DESCRIPTION OF THE TASK:
Reproduce verbatim the lines from the line containing "272, 719, 311]" through the line containing "kernel-label: Python 3", including both of those lines.

RECORDS SUPPLIED:
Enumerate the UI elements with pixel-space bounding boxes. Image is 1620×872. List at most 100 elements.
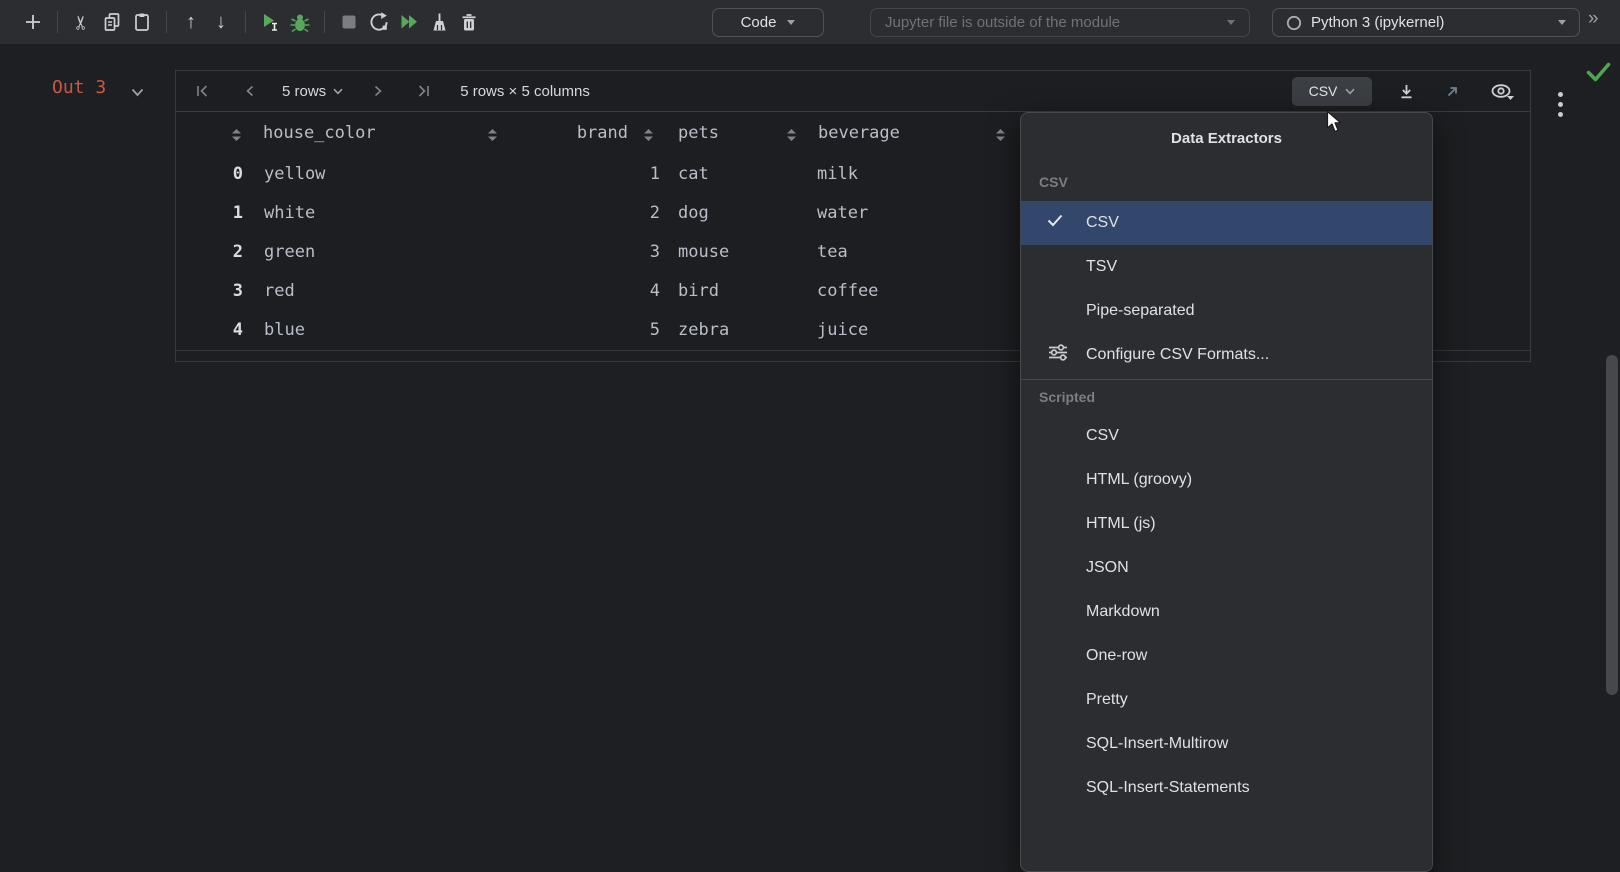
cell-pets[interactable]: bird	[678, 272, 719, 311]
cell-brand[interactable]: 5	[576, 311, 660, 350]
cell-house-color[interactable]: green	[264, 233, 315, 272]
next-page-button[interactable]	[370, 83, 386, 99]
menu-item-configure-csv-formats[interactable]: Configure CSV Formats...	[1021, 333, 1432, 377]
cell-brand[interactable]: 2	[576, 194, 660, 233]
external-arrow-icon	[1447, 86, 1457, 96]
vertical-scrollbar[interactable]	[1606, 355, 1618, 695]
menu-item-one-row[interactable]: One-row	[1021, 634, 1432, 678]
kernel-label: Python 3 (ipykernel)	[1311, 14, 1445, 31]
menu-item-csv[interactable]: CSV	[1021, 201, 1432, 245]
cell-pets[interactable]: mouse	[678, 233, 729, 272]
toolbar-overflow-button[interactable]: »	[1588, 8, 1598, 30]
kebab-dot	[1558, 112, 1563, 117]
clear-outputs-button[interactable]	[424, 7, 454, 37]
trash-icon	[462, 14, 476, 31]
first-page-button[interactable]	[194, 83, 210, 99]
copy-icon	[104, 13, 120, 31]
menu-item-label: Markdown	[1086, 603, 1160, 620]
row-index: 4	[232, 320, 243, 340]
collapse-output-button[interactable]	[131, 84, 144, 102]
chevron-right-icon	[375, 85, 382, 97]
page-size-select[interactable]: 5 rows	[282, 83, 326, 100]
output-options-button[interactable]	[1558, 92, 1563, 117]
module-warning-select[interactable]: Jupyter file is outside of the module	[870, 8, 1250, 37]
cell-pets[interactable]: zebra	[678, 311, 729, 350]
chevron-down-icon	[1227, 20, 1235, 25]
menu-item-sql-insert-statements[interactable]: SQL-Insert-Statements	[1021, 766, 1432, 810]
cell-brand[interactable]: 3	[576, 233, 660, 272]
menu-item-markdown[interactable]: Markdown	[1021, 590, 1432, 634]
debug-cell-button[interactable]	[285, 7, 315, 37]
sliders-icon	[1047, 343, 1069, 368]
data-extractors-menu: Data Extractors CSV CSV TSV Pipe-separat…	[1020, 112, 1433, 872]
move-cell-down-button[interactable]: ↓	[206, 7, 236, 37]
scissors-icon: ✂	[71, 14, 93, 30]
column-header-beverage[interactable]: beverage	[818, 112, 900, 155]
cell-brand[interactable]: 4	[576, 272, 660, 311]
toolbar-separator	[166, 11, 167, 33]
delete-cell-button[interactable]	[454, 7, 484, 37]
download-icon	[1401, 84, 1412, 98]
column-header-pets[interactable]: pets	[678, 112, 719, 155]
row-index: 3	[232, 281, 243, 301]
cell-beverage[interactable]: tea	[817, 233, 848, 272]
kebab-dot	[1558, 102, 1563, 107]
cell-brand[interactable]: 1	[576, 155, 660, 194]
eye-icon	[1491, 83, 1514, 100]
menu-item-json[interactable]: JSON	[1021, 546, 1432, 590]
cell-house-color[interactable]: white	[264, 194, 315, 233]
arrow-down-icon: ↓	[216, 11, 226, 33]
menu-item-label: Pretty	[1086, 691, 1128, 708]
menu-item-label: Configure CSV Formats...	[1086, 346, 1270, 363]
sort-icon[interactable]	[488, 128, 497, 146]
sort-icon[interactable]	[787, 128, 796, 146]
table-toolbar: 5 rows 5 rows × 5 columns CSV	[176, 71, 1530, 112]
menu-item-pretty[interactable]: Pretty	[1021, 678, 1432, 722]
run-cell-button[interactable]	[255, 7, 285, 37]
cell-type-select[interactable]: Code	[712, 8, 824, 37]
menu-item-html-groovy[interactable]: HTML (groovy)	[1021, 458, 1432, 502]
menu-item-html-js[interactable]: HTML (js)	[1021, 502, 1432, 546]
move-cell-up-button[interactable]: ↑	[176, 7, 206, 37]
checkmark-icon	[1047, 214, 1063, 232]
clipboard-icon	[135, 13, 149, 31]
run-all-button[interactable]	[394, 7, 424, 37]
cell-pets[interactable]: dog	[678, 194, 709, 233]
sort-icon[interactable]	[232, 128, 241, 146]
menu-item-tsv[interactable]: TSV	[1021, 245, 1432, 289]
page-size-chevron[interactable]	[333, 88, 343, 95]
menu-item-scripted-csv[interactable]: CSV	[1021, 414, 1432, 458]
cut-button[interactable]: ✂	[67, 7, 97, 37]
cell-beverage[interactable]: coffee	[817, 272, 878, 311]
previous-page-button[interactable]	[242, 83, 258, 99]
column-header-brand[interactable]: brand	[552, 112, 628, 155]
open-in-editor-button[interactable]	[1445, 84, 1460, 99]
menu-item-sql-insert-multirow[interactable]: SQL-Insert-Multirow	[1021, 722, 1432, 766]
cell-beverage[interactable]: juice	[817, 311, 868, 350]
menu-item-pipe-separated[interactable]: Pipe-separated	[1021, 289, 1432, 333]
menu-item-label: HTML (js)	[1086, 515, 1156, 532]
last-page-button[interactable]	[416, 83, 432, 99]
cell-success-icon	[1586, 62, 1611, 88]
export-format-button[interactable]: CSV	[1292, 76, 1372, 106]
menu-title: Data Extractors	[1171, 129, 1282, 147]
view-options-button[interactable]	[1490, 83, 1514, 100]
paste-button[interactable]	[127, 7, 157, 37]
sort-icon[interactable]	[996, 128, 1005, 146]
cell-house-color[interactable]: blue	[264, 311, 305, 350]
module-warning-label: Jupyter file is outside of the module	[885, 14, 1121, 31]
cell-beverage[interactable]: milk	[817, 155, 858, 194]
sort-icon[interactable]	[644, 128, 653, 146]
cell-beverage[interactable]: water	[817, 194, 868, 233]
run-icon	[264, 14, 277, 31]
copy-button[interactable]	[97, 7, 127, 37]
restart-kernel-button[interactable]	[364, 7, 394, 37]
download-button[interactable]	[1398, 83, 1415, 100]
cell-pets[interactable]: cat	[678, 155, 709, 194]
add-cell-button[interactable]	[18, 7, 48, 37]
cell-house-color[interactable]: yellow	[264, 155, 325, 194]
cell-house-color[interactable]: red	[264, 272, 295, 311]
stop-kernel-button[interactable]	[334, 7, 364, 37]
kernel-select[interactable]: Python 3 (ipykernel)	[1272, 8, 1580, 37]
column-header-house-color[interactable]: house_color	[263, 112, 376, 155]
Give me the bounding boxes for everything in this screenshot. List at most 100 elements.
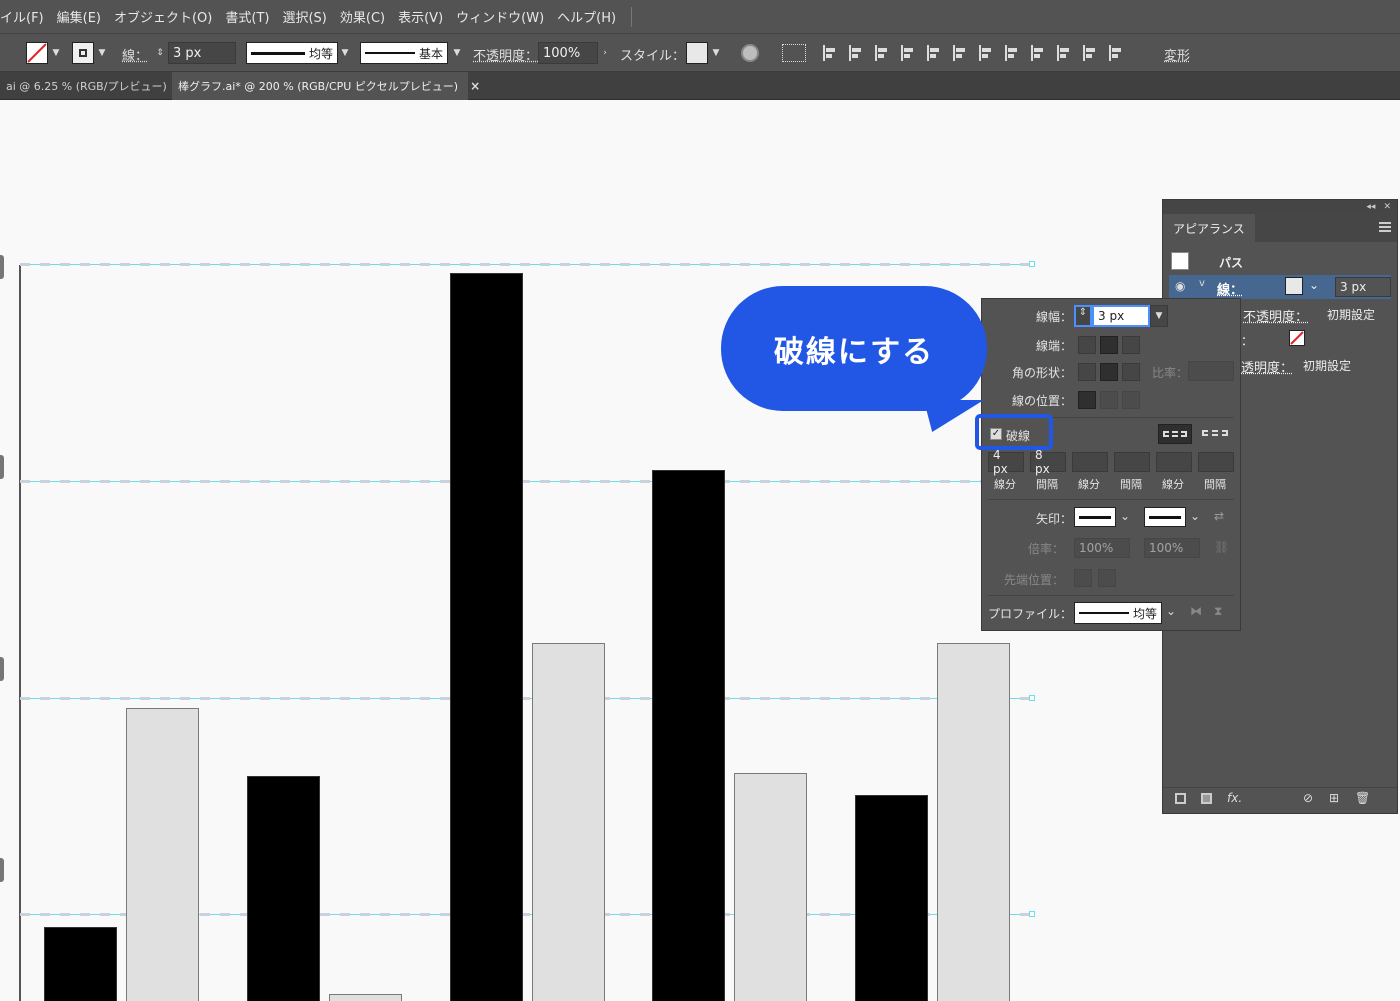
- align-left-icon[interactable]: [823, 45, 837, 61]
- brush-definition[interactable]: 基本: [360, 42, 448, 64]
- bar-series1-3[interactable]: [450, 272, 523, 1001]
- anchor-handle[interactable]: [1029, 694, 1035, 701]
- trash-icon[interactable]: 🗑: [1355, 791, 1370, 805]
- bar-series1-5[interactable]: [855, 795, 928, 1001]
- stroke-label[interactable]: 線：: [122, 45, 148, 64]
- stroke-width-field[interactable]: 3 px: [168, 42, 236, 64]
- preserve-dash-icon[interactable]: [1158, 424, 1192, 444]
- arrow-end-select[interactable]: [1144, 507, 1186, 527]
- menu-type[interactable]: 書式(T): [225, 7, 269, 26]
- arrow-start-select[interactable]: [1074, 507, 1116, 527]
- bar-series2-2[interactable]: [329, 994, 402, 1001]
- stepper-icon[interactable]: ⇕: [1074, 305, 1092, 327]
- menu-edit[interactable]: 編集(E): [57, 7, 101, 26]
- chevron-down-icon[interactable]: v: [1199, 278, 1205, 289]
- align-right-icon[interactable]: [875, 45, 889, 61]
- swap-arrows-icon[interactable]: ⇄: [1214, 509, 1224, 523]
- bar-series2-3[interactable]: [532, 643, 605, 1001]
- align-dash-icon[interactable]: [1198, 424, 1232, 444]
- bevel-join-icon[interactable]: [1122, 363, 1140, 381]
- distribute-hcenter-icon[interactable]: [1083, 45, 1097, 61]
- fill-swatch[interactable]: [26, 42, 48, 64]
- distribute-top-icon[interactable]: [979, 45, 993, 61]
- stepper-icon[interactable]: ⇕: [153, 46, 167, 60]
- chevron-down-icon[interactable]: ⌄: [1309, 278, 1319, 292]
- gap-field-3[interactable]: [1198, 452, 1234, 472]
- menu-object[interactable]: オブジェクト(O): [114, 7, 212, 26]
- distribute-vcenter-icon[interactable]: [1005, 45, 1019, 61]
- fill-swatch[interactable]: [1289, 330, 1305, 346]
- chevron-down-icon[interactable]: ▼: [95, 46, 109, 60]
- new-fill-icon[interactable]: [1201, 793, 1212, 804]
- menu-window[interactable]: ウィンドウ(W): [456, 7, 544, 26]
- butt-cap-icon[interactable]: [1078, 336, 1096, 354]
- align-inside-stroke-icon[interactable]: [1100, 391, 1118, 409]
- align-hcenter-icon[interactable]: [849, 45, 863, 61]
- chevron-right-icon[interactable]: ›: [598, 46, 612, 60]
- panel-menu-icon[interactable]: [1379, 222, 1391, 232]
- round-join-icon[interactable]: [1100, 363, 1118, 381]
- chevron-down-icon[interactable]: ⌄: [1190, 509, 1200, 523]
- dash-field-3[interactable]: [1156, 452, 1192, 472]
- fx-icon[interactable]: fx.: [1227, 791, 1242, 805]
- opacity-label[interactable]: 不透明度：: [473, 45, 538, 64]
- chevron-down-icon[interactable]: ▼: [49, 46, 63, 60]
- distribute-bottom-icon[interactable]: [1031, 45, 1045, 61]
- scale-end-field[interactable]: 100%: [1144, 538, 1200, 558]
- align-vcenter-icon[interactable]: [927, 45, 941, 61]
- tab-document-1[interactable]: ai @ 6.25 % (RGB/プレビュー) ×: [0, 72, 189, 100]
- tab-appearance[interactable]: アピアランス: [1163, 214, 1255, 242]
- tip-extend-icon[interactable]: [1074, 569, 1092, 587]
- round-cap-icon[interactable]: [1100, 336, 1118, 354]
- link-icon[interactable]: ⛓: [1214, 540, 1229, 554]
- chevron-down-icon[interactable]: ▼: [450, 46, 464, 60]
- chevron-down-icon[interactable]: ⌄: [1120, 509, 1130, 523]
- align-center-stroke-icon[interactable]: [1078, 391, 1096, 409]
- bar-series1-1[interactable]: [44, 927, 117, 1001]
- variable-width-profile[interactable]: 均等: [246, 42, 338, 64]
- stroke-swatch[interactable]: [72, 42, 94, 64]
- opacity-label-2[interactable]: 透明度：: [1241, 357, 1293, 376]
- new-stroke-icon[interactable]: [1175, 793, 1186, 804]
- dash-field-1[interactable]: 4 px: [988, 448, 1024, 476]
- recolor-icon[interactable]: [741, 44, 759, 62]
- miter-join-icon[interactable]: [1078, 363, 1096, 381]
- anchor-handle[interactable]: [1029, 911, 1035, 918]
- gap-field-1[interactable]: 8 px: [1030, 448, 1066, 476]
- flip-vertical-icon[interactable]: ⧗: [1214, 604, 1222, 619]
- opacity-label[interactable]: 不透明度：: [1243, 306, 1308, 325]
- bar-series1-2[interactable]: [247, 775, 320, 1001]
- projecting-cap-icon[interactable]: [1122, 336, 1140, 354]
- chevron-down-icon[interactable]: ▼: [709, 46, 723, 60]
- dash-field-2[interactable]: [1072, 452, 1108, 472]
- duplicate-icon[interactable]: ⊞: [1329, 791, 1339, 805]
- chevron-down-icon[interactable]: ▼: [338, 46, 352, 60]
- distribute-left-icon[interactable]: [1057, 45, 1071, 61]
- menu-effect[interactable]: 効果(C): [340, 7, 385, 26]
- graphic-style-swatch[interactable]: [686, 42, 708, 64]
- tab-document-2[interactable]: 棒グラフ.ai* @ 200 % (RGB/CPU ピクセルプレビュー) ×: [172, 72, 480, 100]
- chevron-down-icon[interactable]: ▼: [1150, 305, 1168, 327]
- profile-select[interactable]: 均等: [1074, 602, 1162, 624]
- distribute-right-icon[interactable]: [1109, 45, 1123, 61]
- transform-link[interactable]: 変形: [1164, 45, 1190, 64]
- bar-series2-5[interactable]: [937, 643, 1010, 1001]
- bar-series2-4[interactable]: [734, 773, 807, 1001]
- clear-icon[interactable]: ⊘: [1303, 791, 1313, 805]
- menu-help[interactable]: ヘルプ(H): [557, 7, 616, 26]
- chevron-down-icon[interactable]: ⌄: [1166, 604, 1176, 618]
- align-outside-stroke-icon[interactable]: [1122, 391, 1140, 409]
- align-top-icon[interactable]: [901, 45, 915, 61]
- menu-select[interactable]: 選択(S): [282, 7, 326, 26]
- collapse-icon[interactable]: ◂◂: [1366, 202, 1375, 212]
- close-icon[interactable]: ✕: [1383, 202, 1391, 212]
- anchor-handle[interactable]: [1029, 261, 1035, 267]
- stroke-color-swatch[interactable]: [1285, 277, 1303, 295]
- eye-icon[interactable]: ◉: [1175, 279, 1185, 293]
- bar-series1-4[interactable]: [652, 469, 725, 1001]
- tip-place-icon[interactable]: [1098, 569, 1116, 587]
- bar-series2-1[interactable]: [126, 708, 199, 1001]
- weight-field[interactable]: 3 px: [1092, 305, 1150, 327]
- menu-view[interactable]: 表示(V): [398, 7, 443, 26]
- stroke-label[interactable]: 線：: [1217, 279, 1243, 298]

FULL SOLUTION:
cell-pets[interactable]: bird	[678, 272, 719, 311]
cell-brand[interactable]: 5	[576, 311, 660, 350]
cell-house-color[interactable]: green	[264, 233, 315, 272]
next-page-button[interactable]	[370, 83, 386, 99]
menu-item-configure-csv-formats[interactable]: Configure CSV Formats...	[1021, 333, 1432, 377]
cell-brand[interactable]: 2	[576, 194, 660, 233]
external-arrow-icon	[1447, 86, 1457, 96]
vertical-scrollbar[interactable]	[1606, 355, 1618, 695]
menu-item-one-row[interactable]: One-row	[1021, 634, 1432, 678]
kernel-label: Python 3 (ipykernel)	[1311, 14, 1445, 31]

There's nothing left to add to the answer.